### To be done
Lines that hold the word "xlabel" should be located and copied.

### Stored data
--

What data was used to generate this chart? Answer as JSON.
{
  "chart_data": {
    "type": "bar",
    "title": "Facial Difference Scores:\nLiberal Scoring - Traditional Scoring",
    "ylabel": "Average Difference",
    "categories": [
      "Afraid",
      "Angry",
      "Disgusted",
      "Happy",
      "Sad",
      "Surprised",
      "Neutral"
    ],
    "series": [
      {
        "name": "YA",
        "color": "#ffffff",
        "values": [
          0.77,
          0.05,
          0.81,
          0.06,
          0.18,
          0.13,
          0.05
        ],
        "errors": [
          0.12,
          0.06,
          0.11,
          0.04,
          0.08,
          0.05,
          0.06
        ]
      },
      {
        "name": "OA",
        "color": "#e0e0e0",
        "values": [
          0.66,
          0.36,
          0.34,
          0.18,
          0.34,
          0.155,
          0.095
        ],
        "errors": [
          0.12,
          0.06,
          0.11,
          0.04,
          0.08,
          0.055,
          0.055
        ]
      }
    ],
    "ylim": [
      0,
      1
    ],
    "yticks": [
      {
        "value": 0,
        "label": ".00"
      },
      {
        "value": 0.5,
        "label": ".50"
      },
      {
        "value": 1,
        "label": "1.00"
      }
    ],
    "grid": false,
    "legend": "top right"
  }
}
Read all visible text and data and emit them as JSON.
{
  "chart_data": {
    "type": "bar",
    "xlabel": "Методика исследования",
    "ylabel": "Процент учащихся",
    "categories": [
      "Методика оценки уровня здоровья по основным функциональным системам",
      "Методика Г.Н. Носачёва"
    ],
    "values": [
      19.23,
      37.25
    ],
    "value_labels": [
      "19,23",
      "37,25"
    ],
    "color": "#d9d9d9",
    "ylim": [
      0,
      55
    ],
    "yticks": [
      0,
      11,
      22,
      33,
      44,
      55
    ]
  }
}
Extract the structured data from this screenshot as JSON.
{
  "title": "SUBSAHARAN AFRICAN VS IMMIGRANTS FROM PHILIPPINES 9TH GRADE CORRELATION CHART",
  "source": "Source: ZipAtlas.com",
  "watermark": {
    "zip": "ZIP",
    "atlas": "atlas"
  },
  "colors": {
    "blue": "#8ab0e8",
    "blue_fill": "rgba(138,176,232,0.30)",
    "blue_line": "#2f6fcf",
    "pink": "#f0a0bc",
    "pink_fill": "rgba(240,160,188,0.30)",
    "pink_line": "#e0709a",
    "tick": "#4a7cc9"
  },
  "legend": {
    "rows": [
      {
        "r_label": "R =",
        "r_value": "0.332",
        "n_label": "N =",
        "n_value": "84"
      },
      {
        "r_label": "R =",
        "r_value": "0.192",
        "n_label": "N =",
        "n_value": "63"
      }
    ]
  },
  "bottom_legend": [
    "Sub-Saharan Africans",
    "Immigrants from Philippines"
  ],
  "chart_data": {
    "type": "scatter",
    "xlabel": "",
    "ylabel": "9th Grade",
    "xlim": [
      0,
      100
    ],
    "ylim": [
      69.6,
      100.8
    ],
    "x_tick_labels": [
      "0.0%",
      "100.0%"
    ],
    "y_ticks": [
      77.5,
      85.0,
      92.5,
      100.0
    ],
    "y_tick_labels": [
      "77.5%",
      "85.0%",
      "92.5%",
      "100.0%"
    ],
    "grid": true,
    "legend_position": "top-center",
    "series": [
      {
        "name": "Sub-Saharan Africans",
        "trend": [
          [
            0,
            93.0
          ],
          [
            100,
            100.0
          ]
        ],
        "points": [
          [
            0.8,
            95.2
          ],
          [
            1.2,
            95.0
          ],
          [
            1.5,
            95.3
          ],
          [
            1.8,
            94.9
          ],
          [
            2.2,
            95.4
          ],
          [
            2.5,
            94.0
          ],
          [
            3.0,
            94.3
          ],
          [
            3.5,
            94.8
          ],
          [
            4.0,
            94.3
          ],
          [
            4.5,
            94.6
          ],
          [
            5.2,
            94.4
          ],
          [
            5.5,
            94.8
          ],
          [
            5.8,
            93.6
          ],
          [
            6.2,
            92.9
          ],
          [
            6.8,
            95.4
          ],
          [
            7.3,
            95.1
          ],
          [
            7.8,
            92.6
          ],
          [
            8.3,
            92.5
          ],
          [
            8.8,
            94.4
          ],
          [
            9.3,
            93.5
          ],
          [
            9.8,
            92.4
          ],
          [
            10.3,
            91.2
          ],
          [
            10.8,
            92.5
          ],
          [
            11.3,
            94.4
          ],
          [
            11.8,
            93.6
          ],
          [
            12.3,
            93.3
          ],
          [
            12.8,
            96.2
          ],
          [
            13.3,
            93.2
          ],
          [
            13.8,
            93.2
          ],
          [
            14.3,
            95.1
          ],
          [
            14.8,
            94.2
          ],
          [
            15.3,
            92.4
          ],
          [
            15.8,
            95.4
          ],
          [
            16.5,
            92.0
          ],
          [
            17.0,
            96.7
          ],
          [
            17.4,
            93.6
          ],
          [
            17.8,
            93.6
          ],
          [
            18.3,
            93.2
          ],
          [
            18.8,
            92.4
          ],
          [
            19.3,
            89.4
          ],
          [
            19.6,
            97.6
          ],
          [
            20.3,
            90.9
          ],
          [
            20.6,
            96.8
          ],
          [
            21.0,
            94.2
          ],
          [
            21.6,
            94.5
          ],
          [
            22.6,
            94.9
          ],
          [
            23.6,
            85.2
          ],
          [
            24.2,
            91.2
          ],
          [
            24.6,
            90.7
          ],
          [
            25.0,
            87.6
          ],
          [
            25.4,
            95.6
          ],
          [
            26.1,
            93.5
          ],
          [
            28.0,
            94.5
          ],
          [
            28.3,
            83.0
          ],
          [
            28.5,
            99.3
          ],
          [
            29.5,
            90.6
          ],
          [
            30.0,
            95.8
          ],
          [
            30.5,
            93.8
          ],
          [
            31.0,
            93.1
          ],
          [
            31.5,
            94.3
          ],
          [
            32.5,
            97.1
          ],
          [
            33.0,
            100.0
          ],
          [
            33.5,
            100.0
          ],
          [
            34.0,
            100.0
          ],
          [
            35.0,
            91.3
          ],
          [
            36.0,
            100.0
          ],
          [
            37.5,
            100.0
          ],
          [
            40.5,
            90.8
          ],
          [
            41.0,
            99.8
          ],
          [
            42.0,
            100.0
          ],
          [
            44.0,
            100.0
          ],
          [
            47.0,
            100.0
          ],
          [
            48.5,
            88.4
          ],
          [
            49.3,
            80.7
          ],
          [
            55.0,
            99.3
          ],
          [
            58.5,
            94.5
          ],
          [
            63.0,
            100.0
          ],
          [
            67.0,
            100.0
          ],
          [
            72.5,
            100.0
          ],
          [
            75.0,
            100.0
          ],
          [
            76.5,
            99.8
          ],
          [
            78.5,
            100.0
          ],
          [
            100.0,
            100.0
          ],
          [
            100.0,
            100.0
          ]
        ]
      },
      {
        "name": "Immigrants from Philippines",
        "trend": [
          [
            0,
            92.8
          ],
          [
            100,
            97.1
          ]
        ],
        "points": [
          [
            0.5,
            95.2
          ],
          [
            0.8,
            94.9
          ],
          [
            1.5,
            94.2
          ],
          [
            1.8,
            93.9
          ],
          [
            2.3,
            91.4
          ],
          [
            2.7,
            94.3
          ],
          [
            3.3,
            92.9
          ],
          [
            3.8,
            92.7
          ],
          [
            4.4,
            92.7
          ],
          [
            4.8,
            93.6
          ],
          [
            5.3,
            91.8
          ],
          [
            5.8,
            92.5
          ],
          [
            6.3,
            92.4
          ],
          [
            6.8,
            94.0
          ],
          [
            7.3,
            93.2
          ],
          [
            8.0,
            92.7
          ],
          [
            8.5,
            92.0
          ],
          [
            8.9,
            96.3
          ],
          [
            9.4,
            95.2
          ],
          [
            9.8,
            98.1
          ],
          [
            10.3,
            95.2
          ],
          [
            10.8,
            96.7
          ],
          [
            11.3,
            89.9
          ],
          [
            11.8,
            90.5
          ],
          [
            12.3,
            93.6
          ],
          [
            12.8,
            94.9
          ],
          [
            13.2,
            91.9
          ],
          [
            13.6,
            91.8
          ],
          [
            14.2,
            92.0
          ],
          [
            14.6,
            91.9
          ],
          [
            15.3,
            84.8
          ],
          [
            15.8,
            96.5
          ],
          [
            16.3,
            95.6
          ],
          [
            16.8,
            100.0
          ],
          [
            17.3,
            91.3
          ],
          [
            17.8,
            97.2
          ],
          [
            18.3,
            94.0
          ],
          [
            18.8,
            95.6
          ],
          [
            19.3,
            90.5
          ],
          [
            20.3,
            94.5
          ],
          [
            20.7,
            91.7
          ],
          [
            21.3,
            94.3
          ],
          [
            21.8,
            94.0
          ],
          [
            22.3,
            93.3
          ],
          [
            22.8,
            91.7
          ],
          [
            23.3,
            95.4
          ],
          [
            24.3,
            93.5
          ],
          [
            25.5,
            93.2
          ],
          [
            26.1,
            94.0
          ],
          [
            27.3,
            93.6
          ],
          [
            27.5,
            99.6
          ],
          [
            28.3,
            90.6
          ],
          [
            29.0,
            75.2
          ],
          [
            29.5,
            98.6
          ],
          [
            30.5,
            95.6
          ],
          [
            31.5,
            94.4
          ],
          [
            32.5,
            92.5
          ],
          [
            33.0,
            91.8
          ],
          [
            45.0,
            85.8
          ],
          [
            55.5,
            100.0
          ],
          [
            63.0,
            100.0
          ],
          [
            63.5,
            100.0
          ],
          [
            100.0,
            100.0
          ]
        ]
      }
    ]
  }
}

--

### The answer
    "xlabel": "Методика исследования",
    "xlabel": "",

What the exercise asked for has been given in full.